** start of Material provided **

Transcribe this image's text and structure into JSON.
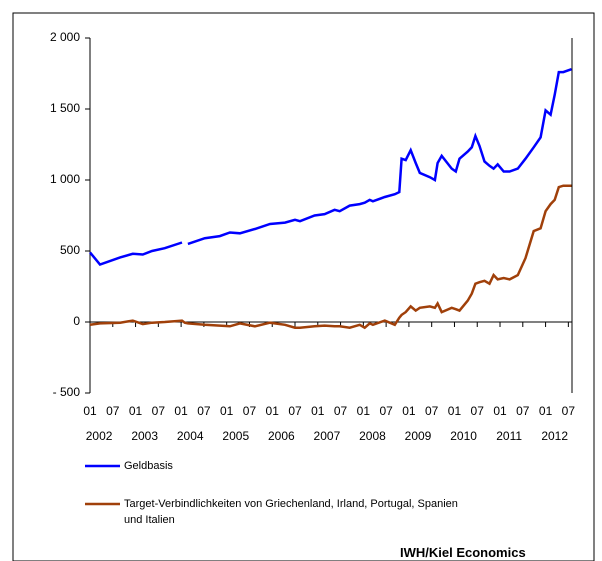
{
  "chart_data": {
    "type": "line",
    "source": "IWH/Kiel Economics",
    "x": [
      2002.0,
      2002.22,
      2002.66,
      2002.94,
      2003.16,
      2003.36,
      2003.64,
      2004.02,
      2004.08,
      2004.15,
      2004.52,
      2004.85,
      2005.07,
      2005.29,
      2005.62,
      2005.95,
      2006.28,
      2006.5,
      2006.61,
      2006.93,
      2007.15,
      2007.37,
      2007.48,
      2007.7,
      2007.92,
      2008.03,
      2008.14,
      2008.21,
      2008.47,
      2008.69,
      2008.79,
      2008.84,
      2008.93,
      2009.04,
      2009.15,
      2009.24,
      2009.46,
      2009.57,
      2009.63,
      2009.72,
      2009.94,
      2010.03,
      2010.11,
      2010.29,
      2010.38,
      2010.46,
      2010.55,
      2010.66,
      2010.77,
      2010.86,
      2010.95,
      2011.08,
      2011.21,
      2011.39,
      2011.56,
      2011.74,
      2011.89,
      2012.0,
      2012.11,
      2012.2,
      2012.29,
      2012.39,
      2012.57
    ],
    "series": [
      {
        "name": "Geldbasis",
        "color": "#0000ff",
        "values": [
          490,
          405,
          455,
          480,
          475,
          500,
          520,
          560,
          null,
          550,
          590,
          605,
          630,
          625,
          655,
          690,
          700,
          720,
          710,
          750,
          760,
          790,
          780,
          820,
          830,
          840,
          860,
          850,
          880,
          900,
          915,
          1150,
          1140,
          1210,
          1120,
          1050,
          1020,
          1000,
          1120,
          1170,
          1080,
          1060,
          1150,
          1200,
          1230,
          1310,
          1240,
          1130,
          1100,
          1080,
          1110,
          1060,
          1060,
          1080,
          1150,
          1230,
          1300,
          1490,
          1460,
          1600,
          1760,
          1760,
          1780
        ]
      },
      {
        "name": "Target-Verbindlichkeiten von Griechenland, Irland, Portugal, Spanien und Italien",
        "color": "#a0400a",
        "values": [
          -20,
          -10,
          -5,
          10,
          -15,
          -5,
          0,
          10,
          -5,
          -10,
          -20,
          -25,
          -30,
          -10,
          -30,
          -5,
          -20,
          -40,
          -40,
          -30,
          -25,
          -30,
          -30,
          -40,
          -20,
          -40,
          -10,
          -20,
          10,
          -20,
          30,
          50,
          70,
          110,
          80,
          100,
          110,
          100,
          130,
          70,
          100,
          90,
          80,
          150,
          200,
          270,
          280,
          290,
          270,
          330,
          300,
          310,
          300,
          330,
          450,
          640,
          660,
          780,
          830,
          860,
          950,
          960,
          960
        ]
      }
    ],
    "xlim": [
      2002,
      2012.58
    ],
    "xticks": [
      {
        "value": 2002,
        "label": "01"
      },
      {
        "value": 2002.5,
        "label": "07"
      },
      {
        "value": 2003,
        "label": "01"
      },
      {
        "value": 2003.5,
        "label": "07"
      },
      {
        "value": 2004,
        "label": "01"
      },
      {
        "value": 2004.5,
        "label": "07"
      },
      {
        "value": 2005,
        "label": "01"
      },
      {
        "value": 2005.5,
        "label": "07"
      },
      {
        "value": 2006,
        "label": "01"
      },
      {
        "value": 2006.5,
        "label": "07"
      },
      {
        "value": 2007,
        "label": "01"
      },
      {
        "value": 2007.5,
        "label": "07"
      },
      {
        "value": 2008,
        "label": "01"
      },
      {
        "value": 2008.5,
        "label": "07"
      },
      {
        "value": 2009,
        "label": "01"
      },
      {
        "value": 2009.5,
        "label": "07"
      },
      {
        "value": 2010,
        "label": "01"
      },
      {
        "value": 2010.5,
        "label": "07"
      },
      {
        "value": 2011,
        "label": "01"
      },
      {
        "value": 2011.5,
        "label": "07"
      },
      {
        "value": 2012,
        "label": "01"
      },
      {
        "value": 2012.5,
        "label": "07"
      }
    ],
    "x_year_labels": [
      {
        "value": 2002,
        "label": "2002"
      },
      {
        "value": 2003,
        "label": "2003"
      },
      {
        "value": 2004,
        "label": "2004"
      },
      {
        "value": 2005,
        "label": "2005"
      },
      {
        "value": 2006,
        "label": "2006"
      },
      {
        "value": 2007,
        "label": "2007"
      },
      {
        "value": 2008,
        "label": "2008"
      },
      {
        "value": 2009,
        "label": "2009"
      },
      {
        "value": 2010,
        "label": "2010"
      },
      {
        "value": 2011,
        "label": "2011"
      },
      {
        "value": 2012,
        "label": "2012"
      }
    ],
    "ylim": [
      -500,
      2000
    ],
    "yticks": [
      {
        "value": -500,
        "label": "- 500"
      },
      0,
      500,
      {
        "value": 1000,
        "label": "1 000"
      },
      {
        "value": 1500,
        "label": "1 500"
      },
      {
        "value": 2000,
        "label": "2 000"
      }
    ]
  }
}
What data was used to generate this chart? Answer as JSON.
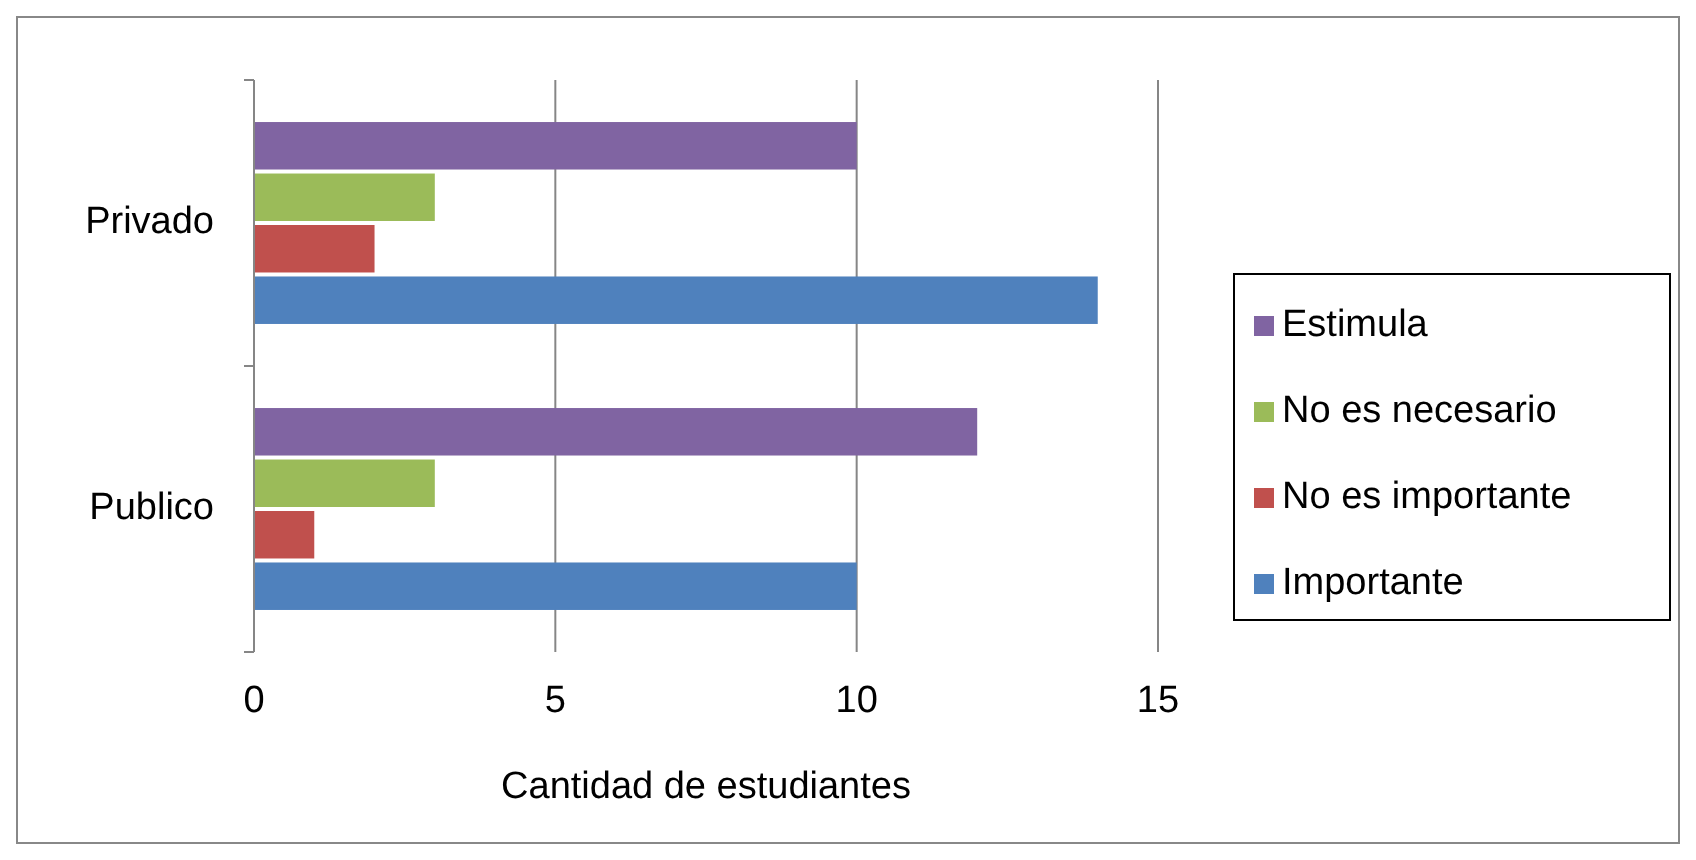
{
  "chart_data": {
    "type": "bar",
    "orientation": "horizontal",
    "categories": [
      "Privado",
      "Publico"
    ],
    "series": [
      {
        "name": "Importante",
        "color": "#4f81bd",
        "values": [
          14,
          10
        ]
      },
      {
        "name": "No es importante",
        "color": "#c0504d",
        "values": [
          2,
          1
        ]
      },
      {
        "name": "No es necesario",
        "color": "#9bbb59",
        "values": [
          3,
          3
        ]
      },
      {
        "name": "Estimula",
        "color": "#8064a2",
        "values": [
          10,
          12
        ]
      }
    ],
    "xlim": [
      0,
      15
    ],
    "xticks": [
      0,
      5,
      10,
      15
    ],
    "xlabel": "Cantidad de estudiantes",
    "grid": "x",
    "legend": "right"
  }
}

** end of Material provided **
** start of Material provided **

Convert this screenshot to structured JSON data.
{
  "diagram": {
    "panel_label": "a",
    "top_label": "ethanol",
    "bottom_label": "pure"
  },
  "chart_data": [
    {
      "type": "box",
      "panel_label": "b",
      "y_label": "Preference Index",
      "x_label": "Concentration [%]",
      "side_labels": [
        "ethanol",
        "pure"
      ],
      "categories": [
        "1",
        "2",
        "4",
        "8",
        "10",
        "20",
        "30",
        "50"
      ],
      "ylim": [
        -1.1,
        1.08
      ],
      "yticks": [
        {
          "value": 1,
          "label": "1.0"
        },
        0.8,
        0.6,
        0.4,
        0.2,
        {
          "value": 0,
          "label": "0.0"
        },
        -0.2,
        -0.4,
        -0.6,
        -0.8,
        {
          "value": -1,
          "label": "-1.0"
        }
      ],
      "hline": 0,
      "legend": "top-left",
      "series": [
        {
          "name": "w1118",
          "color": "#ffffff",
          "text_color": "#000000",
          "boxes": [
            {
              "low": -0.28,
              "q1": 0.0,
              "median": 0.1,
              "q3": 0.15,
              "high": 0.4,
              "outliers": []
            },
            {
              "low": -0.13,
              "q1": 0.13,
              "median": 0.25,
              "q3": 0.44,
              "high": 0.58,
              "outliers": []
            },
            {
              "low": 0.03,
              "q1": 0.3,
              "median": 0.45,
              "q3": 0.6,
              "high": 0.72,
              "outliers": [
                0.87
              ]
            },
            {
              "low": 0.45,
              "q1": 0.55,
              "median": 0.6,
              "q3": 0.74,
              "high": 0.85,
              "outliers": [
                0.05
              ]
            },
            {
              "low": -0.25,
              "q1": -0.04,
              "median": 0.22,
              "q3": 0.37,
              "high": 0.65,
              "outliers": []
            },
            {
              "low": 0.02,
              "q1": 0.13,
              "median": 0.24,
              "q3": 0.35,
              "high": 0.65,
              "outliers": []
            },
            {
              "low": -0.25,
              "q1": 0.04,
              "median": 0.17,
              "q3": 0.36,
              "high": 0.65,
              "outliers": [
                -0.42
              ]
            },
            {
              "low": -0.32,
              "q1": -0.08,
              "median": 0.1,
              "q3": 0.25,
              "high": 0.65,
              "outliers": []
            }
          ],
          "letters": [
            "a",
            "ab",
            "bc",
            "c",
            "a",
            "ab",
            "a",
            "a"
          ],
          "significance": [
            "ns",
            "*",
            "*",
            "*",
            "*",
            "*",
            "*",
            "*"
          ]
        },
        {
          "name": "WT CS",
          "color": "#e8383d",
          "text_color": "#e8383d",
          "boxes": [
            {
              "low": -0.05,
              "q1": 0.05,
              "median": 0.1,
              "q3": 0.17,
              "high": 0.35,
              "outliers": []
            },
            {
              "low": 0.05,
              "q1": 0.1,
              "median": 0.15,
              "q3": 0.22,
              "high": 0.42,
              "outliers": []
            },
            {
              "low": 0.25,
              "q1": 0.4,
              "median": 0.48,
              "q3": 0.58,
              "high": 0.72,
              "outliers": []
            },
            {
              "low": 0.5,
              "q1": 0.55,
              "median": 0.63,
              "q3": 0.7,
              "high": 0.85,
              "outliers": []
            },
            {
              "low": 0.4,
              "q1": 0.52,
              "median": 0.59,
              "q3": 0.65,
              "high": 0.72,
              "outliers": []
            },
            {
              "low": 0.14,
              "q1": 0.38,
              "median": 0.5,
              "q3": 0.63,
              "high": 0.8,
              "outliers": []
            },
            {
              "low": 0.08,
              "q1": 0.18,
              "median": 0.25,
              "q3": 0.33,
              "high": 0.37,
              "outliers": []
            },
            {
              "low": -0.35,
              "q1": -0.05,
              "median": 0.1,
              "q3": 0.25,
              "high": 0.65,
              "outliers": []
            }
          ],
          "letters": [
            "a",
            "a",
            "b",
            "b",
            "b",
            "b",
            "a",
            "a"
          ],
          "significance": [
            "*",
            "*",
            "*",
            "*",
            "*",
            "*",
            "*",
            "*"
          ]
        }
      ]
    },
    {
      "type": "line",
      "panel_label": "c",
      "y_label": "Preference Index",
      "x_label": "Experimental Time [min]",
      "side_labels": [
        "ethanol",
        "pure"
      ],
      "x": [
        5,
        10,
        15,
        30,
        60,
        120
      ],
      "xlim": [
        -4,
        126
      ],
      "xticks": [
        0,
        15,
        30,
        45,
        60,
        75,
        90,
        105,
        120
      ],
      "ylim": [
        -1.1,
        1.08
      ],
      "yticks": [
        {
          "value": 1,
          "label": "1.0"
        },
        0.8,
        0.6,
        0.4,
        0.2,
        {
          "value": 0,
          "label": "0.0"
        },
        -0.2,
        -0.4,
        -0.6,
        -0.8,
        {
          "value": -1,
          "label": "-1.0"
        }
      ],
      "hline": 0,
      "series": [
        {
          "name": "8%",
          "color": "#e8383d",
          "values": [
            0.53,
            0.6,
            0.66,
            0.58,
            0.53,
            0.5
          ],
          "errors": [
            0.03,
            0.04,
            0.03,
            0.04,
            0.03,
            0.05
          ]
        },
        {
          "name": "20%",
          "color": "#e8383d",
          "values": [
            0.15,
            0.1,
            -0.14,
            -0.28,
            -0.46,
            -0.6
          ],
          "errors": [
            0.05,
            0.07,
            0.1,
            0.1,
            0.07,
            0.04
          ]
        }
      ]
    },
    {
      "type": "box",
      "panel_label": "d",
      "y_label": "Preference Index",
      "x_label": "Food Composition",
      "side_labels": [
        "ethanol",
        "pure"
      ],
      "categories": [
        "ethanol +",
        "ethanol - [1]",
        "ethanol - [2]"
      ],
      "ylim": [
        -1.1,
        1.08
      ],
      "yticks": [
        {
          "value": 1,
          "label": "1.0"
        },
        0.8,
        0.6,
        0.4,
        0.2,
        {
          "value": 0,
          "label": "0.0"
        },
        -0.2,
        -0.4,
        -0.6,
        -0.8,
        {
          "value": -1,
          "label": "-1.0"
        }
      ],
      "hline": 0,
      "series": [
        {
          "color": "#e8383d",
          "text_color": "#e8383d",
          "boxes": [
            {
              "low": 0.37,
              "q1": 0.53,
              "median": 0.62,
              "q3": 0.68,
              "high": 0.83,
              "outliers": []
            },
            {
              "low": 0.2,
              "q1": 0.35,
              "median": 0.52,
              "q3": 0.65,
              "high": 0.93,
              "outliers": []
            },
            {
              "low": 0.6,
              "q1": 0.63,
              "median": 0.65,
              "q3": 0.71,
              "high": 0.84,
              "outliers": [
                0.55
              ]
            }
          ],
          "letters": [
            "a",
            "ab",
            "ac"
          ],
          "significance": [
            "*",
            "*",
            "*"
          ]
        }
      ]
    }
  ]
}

** end of Material provided **

Set task. State how many lines above include the word "this", and nothing more.

Finished task. 3